**DATA SHOWN**
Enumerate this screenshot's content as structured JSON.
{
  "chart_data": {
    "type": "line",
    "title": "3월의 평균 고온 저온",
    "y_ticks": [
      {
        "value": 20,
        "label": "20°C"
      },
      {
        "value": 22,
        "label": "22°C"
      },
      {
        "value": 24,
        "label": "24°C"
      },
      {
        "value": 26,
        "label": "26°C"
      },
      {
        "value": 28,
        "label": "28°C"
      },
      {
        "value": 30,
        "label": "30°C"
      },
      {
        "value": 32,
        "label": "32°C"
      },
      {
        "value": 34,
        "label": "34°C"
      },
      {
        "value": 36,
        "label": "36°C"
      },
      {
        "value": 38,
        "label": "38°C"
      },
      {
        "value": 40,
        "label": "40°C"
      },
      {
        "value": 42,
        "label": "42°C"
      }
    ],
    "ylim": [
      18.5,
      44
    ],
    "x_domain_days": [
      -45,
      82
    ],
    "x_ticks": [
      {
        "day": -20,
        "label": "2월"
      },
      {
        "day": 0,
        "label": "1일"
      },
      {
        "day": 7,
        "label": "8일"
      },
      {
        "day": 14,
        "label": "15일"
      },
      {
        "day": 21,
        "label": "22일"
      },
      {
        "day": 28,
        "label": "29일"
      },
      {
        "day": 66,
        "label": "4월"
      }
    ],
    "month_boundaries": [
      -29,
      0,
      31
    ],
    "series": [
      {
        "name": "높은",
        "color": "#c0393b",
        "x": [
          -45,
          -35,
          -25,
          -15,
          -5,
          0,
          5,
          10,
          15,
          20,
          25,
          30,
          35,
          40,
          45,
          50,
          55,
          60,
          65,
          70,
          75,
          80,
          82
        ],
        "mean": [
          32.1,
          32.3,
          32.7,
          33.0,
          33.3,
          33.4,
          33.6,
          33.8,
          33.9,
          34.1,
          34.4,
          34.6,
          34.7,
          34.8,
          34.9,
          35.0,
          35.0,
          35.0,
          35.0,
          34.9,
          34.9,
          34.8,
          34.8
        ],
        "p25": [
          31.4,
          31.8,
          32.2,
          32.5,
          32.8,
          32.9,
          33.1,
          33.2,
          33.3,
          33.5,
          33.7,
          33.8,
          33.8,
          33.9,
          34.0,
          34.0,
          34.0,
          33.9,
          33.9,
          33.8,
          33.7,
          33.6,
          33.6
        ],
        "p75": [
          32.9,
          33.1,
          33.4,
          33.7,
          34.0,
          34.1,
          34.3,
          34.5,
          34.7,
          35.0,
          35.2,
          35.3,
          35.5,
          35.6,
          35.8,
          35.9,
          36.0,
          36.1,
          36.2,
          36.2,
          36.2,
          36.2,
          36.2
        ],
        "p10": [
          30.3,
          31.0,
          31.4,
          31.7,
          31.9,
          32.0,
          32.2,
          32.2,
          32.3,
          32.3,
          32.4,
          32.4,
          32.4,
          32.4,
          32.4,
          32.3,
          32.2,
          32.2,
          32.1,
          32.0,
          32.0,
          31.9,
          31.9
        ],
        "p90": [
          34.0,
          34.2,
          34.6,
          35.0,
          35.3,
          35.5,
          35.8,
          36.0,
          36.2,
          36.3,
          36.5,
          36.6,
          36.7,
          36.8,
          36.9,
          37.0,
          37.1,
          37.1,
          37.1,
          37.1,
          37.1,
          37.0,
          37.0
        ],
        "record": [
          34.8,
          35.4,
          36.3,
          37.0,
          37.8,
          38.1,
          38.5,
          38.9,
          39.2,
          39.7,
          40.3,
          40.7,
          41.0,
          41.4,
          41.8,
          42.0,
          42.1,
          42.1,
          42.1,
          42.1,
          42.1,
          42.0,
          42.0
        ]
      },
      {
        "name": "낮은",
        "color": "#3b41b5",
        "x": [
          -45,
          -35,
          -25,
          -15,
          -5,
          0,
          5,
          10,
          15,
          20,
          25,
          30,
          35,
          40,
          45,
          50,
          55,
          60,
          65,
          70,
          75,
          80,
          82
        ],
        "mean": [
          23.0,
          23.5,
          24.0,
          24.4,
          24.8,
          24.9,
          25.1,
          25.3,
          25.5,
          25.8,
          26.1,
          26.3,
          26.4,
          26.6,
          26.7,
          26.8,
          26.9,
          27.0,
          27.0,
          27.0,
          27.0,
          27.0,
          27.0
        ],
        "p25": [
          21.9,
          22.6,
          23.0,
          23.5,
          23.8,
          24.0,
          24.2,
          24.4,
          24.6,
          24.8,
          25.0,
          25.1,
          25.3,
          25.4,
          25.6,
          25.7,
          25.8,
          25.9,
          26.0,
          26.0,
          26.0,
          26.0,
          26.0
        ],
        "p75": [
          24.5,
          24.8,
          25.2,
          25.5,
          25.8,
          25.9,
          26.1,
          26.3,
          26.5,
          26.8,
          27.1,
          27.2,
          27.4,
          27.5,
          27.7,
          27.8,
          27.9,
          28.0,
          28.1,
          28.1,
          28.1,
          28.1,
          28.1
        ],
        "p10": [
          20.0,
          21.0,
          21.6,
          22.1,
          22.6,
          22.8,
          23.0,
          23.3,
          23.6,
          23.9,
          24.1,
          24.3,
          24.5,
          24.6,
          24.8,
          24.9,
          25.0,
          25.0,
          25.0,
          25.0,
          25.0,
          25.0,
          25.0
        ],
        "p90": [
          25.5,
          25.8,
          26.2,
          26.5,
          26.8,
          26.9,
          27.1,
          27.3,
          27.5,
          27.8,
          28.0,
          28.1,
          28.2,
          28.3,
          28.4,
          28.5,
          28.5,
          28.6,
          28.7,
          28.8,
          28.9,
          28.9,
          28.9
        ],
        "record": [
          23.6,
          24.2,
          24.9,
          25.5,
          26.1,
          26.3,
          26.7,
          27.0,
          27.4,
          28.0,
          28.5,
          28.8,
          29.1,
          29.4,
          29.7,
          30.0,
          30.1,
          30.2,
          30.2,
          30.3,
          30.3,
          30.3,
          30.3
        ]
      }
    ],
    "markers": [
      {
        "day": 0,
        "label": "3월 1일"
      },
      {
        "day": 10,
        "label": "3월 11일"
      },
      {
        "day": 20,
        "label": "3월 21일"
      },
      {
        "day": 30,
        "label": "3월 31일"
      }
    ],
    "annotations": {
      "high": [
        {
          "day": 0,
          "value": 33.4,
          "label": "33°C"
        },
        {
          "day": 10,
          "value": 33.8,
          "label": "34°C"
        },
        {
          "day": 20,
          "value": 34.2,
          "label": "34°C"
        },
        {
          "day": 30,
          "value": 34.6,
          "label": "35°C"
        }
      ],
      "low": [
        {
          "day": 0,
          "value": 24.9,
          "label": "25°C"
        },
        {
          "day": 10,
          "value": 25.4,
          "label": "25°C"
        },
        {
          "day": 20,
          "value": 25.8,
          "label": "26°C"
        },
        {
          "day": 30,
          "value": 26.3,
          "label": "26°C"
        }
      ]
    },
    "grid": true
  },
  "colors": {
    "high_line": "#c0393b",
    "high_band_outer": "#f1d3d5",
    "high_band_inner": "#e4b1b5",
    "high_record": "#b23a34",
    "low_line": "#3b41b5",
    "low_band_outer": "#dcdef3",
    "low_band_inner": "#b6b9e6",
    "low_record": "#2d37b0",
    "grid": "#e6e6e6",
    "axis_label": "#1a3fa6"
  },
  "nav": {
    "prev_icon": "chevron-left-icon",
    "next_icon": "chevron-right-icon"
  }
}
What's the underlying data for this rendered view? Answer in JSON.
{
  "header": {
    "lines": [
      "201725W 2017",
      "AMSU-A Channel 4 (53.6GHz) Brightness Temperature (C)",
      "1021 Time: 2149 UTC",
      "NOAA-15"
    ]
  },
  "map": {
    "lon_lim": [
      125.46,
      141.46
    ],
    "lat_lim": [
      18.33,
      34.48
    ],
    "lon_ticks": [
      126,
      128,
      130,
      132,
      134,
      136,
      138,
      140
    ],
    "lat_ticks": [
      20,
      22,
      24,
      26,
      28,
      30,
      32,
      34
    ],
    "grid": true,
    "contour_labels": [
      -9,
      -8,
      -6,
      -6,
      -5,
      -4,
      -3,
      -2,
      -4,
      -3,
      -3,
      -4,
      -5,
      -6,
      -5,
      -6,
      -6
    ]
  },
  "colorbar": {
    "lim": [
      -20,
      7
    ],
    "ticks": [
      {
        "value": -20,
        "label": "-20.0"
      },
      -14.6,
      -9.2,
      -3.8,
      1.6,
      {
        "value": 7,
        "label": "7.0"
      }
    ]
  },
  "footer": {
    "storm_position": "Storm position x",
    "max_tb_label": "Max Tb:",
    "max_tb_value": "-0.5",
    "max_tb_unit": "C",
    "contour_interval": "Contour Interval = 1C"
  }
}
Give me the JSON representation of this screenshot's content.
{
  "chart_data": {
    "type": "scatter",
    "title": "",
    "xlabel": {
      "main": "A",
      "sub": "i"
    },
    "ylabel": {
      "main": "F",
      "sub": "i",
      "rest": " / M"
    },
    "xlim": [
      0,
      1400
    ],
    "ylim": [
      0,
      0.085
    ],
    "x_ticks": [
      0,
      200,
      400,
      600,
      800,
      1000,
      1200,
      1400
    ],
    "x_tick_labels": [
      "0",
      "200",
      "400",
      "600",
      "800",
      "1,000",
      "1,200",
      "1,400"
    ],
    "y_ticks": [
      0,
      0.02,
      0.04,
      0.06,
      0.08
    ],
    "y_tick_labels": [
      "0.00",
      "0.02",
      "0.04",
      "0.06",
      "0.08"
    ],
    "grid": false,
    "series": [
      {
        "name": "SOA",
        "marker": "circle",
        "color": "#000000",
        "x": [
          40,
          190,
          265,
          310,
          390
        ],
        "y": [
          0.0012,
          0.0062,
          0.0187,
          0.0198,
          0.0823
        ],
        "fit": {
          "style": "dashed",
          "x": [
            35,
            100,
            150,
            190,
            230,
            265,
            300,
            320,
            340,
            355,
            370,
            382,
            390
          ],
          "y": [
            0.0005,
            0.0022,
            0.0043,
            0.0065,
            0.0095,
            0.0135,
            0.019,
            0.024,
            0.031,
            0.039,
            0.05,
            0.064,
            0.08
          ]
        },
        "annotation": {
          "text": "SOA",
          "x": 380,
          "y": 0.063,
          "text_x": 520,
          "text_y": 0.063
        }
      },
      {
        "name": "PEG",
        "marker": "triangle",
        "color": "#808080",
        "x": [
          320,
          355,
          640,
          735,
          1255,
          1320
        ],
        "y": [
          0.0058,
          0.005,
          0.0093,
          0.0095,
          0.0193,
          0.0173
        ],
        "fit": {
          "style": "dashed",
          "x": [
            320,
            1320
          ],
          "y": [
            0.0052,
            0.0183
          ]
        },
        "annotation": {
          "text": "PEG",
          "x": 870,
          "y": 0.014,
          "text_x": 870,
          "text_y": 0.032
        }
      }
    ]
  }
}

**WORK TO BE COMPLETED**
Using the listing, say how many lines include the word "icon", and add nothing else.

**IN RESPONSE**
2